THE DATA ::

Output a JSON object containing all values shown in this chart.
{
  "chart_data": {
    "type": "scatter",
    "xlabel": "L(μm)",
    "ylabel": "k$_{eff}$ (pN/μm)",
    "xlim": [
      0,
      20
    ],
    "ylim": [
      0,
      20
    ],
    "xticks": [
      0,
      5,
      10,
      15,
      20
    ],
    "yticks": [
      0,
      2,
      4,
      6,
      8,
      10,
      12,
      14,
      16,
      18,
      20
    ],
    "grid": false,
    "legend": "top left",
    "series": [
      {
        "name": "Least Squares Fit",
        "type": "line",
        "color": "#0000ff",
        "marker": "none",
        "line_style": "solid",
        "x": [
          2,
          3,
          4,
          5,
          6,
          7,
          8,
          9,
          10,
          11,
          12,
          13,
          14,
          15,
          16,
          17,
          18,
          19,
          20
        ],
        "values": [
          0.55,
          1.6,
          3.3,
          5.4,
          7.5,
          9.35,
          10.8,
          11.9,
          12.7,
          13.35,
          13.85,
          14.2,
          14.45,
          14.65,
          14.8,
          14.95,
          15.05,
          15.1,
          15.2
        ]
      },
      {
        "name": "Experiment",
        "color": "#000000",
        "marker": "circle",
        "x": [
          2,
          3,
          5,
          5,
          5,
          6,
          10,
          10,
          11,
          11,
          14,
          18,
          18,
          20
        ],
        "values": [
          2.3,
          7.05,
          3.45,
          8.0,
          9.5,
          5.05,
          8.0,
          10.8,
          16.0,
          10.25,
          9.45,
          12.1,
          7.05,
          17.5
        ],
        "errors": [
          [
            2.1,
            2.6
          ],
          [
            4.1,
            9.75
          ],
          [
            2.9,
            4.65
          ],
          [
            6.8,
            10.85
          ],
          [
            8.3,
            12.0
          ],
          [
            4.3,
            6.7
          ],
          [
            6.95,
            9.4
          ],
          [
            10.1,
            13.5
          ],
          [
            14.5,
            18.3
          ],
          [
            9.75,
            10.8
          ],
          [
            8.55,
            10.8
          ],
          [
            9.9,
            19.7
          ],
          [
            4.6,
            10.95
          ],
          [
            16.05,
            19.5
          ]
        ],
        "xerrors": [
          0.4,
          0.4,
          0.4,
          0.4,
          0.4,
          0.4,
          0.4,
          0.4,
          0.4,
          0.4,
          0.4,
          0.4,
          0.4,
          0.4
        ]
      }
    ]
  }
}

WRITTEN EXERCISE :: From the records, copy every line that has the string "name" in it.

EXERCISE SOLUTION ::
        "name": "Least Squares Fit",
        "name": "Experiment",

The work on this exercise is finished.